◆ **REQUIREMENT**: Everything in the listing should be restated word for word.

◆ **RECORDED DATA**:
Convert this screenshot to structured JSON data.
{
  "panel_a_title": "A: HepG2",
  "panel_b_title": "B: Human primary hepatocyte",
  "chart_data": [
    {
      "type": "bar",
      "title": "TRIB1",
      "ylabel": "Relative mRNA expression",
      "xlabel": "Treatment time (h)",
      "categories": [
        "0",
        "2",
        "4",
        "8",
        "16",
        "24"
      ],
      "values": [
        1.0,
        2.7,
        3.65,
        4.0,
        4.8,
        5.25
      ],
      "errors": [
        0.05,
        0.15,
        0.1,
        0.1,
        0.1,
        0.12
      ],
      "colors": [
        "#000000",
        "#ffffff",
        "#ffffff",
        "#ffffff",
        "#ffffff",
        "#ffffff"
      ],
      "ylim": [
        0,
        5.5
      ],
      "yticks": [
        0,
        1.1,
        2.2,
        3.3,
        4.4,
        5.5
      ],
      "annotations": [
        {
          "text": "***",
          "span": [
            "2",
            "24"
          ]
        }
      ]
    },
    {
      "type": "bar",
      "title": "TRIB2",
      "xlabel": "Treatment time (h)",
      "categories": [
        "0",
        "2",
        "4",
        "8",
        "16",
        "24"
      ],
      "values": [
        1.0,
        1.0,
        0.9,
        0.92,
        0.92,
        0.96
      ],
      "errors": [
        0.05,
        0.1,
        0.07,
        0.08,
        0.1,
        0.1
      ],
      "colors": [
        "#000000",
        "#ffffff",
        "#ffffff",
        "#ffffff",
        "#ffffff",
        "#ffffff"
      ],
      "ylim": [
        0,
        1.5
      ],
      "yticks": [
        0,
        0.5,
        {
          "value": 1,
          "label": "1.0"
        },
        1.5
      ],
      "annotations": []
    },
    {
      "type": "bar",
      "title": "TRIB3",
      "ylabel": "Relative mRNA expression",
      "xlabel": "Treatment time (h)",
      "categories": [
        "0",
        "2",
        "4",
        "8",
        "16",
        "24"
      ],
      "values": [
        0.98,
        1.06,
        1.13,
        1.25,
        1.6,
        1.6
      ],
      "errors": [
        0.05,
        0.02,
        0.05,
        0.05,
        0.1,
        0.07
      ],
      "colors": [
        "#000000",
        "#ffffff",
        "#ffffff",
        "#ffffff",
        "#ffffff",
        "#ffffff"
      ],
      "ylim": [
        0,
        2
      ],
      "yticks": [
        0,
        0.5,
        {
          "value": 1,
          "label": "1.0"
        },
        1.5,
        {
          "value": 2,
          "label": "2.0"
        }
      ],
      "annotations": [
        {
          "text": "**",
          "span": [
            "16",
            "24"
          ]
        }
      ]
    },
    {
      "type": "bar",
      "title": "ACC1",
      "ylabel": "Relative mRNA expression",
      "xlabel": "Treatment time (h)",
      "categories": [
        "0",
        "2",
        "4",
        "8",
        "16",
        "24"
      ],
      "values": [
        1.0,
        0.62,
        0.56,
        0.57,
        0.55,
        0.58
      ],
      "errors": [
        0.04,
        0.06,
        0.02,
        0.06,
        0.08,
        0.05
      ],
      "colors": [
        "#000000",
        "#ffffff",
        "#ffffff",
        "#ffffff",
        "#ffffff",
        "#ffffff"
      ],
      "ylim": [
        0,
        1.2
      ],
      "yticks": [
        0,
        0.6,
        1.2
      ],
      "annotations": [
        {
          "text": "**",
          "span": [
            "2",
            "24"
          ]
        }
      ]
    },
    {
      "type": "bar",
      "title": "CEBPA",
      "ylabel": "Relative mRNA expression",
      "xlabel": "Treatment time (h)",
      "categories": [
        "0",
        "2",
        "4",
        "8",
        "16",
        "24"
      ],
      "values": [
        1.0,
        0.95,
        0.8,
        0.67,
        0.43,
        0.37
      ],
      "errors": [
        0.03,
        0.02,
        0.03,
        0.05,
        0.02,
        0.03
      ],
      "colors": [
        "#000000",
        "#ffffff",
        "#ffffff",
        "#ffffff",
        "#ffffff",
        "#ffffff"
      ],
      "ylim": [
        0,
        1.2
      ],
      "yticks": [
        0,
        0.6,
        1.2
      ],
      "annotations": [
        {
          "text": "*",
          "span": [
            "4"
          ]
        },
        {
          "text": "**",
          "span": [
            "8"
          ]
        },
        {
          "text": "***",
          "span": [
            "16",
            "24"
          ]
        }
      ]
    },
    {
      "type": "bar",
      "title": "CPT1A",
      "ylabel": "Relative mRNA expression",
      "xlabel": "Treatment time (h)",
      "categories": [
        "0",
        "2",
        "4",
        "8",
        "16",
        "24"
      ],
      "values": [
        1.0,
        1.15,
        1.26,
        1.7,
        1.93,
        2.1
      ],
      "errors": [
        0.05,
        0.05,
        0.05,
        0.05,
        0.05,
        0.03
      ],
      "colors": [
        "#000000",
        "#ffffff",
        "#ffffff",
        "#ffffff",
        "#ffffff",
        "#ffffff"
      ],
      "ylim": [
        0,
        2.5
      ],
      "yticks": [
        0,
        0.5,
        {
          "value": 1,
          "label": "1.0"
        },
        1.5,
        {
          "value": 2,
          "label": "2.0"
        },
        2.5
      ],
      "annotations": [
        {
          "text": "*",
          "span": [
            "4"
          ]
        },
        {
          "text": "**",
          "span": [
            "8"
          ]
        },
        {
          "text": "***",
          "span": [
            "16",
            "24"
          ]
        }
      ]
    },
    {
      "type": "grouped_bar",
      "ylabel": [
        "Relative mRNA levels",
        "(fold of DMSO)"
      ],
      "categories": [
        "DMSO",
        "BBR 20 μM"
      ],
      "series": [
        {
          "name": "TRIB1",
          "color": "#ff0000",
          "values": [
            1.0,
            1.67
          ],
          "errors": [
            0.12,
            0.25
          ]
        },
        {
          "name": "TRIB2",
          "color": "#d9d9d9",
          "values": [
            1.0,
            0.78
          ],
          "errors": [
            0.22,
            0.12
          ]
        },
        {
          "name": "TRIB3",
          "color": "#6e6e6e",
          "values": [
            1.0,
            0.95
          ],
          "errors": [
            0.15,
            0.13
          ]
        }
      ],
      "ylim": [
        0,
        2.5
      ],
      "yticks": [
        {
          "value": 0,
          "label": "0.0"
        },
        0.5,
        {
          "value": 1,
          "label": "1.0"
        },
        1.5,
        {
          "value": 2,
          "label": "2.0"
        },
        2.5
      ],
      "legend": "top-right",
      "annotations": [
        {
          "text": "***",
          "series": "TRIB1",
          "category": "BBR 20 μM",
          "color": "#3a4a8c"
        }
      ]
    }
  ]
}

◆ **EXERCISE RESULT**:
Convert this screenshot to structured JSON data.
{
  "panel_a_title": "A: HepG2",
  "panel_b_title": "B: Human primary hepatocyte",
  "chart_data": [
    {
      "type": "bar",
      "title": "TRIB1",
      "ylabel": "Relative mRNA expression",
      "xlabel": "Treatment time (h)",
      "categories": [
        "0",
        "2",
        "4",
        "8",
        "16",
        "24"
      ],
      "values": [
        1.0,
        2.7,
        3.65,
        4.0,
        4.8,
        5.25
      ],
      "errors": [
        0.05,
        0.15,
        0.1,
        0.1,
        0.1,
        0.12
      ],
      "colors": [
        "#000000",
        "#ffffff",
        "#ffffff",
        "#ffffff",
        "#ffffff",
        "#ffffff"
      ],
      "ylim": [
        0,
        5.5
      ],
      "yticks": [
        0,
        1.1,
        2.2,
        3.3,
        4.4,
        5.5
      ],
      "annotations": [
        {
          "text": "***",
          "span": [
            "2",
            "24"
          ]
        }
      ]
    },
    {
      "type": "bar",
      "title": "TRIB2",
      "xlabel": "Treatment time (h)",
      "categories": [
        "0",
        "2",
        "4",
        "8",
        "16",
        "24"
      ],
      "values": [
        1.0,
        1.0,
        0.9,
        0.92,
        0.92,
        0.96
      ],
      "errors": [
        0.05,
        0.1,
        0.07,
        0.08,
        0.1,
        0.1
      ],
      "colors": [
        "#000000",
        "#ffffff",
        "#ffffff",
        "#ffffff",
        "#ffffff",
        "#ffffff"
      ],
      "ylim": [
        0,
        1.5
      ],
      "yticks": [
        0,
        0.5,
        {
          "value": 1,
          "label": "1.0"
        },
        1.5
      ],
      "annotations": []
    },
    {
      "type": "bar",
      "title": "TRIB3",
      "ylabel": "Relative mRNA expression",
      "xlabel": "Treatment time (h)",
      "categories": [
        "0",
        "2",
        "4",
        "8",
        "16",
        "24"
      ],
      "values": [
        0.98,
        1.06,
        1.13,
        1.25,
        1.6,
        1.6
      ],
      "errors": [
        0.05,
        0.02,
        0.05,
        0.05,
        0.1,
        0.07
      ],
      "colors": [
        "#000000",
        "#ffffff",
        "#ffffff",
        "#ffffff",
        "#ffffff",
        "#ffffff"
      ],
      "ylim": [
        0,
        2
      ],
      "yticks": [
        0,
        0.5,
        {
          "value": 1,
          "label": "1.0"
        },
        1.5,
        {
          "value": 2,
          "label": "2.0"
        }
      ],
      "annotations": [
        {
          "text": "**",
          "span": [
            "16",
            "24"
          ]
        }
      ]
    },
    {
      "type": "bar",
      "title": "ACC1",
      "ylabel": "Relative mRNA expression",
      "xlabel": "Treatment time (h)",
      "categories": [
        "0",
        "2",
        "4",
        "8",
        "16",
        "24"
      ],
      "values": [
        1.0,
        0.62,
        0.56,
        0.57,
        0.55,
        0.58
      ],
      "errors": [
        0.04,
        0.06,
        0.02,
        0.06,
        0.08,
        0.05
      ],
      "colors": [
        "#000000",
        "#ffffff",
        "#ffffff",
        "#ffffff",
        "#ffffff",
        "#ffffff"
      ],
      "ylim": [
        0,
        1.2
      ],
      "yticks": [
        0,
        0.6,
        1.2
      ],
      "annotations": [
        {
          "text": "**",
          "span": [
            "2",
            "24"
          ]
        }
      ]
    },
    {
      "type": "bar",
      "title": "CEBPA",
      "ylabel": "Relative mRNA expression",
      "xlabel": "Treatment time (h)",
      "categories": [
        "0",
        "2",
        "4",
        "8",
        "16",
        "24"
      ],
      "values": [
        1.0,
        0.95,
        0.8,
        0.67,
        0.43,
        0.37
      ],
      "errors": [
        0.03,
        0.02,
        0.03,
        0.05,
        0.02,
        0.03
      ],
      "colors": [
        "#000000",
        "#ffffff",
        "#ffffff",
        "#ffffff",
        "#ffffff",
        "#ffffff"
      ],
      "ylim": [
        0,
        1.2
      ],
      "yticks": [
        0,
        0.6,
        1.2
      ],
      "annotations": [
        {
          "text": "*",
          "span": [
            "4"
          ]
        },
        {
          "text": "**",
          "span": [
            "8"
          ]
        },
        {
          "text": "***",
          "span": [
            "16",
            "24"
          ]
        }
      ]
    },
    {
      "type": "bar",
      "title": "CPT1A",
      "ylabel": "Relative mRNA expression",
      "xlabel": "Treatment time (h)",
      "categories": [
        "0",
        "2",
        "4",
        "8",
        "16",
        "24"
      ],
      "values": [
        1.0,
        1.15,
        1.26,
        1.7,
        1.93,
        2.1
      ],
      "errors": [
        0.05,
        0.05,
        0.05,
        0.05,
        0.05,
        0.03
      ],
      "colors": [
        "#000000",
        "#ffffff",
        "#ffffff",
        "#ffffff",
        "#ffffff",
        "#ffffff"
      ],
      "ylim": [
        0,
        2.5
      ],
      "yticks": [
        0,
        0.5,
        {
          "value": 1,
          "label": "1.0"
        },
        1.5,
        {
          "value": 2,
          "label": "2.0"
        },
        2.5
      ],
      "annotations": [
        {
          "text": "*",
          "span": [
            "4"
          ]
        },
        {
          "text": "**",
          "span": [
            "8"
          ]
        },
        {
          "text": "***",
          "span": [
            "16",
            "24"
          ]
        }
      ]
    },
    {
      "type": "grouped_bar",
      "ylabel": [
        "Relative mRNA levels",
        "(fold of DMSO)"
      ],
      "categories": [
        "DMSO",
        "BBR 20 μM"
      ],
      "series": [
        {
          "name": "TRIB1",
          "color": "#ff0000",
          "values": [
            1.0,
            1.67
          ],
          "errors": [
            0.12,
            0.25
          ]
        },
        {
          "name": "TRIB2",
          "color": "#d9d9d9",
          "values": [
            1.0,
            0.78
          ],
          "errors": [
            0.22,
            0.12
          ]
        },
        {
          "name": "TRIB3",
          "color": "#6e6e6e",
          "values": [
            1.0,
            0.95
          ],
          "errors": [
            0.15,
            0.13
          ]
        }
      ],
      "ylim": [
        0,
        2.5
      ],
      "yticks": [
        {
          "value": 0,
          "label": "0.0"
        },
        0.5,
        {
          "value": 1,
          "label": "1.0"
        },
        1.5,
        {
          "value": 2,
          "label": "2.0"
        },
        2.5
      ],
      "legend": "top-right",
      "annotations": [
        {
          "text": "***",
          "series": "TRIB1",
          "category": "BBR 20 μM",
          "color": "#3a4a8c"
        }
      ]
    }
  ]
}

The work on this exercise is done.